═════ Text section

Hotels of Kupang Guide
The Neo Hotel by Aston is the best hotel in Kupang. This is not a compliment. It’s more a warning about what the rest of the city offers. Neo Hotel has aircon, beds, and a pool that closes at 6pm for reasons nobody can explain. I’ve covered it more in depth elsewhere.
Other options include the Swiss-Belinn which is the Swiss-Belhotel brand on life support. It looks nice on Agoda but check in and you’ll find the soul of a budget prison. There’s also the Sotis Hotel, which locals will tell you is fancy, but it has a vibe that suggests it was designed by someone who got fired from a Jollibee in 1998. Everything else is for locals and backpackers who think like to sing “Common People” without irony.



Guide to getting out of Kupang
Ferries leave from Tenau Harbour. If you’re headed to Rote Island you’ll want the ASDP ferry. It’s cheap, it runs on Indonesian time, and it occasionally floats. Other boats go to Alor and Lembata if you enjoy pain and seasickness. Flying is the only sane option, with daily flights to Bali, Jakarta, and elsewhere.
Speaking of which, Timor-Leste is next door and far more interesting. You can go overland to the Oecusse exclave, which is part of Timor-Leste but surrounded by Indonesia. Why? Because colonialism. It involves checkpoints, bribes, and potholes but at least it feels like an adventure.
Also, I interviewed the President of Timor-Leste once. That’s now legally required to be mentioned in every article I write about this region. You’re welcome (drops the mic).

══════════

## Task details
In the Kupang travel guide, what time does the pool at the Neo Hotel by Aston close?

═════ Dataset excerpts

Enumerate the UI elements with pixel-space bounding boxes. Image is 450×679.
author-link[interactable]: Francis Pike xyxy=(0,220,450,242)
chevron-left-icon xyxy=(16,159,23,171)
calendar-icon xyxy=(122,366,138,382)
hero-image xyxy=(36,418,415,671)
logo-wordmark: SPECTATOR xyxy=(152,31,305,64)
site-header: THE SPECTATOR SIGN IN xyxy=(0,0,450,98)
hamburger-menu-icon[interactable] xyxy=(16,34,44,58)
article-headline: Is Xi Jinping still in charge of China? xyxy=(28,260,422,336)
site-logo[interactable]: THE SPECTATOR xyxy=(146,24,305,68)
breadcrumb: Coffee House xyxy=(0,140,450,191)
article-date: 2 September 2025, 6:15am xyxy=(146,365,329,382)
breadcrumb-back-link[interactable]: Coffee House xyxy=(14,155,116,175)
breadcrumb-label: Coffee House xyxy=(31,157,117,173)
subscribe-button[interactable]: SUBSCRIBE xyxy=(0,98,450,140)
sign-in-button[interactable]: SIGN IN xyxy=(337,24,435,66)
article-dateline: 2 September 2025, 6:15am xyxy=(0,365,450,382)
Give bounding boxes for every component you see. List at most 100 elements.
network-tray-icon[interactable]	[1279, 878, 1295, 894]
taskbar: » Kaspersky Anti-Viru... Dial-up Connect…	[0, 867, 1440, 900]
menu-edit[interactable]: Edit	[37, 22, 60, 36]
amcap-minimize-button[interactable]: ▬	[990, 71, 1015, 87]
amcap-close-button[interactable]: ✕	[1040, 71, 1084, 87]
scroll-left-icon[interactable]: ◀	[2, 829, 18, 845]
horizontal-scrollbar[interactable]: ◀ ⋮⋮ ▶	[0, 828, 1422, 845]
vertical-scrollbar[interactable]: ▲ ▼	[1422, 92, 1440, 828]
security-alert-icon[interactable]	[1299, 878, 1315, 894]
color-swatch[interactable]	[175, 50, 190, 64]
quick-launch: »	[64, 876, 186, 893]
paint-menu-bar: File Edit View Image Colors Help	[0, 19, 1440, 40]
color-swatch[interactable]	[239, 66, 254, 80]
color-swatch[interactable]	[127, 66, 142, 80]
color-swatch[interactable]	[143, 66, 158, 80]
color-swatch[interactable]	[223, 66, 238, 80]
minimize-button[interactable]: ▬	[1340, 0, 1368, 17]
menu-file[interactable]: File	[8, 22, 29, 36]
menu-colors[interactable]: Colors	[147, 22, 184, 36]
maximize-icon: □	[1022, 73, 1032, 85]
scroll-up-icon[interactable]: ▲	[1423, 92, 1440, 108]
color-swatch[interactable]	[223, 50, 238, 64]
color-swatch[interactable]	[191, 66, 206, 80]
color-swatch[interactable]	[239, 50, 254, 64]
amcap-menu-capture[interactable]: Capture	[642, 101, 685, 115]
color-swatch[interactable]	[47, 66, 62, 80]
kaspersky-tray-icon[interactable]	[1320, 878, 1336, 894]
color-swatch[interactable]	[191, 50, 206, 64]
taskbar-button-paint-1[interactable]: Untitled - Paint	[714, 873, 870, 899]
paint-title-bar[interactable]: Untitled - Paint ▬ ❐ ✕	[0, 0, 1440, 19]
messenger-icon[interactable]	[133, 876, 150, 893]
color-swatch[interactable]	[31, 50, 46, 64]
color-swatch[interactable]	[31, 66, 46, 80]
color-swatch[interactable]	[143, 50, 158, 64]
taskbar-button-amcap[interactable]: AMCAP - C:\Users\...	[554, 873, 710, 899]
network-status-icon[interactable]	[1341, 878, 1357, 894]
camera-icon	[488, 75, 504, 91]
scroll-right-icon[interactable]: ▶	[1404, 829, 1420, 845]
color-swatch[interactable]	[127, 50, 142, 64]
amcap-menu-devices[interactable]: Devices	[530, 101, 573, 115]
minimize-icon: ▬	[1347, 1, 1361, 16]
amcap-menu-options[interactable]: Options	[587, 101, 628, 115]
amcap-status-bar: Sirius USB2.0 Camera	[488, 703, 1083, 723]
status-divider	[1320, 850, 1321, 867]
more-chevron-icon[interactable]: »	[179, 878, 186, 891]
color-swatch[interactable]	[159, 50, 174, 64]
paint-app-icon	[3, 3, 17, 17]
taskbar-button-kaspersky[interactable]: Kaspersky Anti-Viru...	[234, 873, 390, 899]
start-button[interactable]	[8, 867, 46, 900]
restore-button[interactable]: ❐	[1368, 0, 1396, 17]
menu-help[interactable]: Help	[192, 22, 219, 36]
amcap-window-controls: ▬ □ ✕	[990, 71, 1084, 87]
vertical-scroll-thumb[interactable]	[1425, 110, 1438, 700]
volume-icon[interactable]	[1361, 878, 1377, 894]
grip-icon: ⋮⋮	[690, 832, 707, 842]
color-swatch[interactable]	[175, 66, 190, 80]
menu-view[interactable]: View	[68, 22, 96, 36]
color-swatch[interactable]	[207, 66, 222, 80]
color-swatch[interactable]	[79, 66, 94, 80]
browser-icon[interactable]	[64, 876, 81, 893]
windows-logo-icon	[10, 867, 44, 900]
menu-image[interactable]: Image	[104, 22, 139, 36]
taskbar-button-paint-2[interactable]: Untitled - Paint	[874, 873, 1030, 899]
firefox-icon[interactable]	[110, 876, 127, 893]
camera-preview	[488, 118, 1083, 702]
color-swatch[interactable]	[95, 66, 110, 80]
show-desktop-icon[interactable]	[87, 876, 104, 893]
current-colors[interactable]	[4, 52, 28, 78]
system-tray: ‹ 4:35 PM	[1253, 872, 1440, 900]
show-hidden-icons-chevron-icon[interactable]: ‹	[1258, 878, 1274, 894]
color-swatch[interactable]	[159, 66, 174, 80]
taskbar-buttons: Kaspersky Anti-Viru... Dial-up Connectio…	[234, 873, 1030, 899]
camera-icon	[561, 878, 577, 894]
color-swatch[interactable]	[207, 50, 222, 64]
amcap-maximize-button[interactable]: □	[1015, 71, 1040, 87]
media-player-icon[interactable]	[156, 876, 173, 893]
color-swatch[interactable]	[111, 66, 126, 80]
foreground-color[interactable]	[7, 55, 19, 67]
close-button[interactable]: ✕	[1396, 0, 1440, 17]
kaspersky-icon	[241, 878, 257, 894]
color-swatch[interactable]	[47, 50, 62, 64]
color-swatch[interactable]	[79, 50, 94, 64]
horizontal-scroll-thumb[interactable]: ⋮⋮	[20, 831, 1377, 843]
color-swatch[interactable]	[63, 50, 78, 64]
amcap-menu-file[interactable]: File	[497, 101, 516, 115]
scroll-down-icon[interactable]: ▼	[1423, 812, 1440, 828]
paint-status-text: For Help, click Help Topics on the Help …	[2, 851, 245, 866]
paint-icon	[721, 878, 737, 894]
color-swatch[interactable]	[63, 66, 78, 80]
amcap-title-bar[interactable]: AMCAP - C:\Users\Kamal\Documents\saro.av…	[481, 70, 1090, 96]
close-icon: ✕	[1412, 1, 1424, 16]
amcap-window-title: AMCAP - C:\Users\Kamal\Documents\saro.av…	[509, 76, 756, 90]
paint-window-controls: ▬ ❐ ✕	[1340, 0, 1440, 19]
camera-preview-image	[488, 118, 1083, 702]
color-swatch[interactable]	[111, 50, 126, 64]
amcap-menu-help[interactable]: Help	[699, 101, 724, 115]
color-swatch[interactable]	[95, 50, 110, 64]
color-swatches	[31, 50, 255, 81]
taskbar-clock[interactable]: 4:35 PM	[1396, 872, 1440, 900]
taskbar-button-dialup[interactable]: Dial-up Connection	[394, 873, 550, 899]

══════════

## Task output
6pm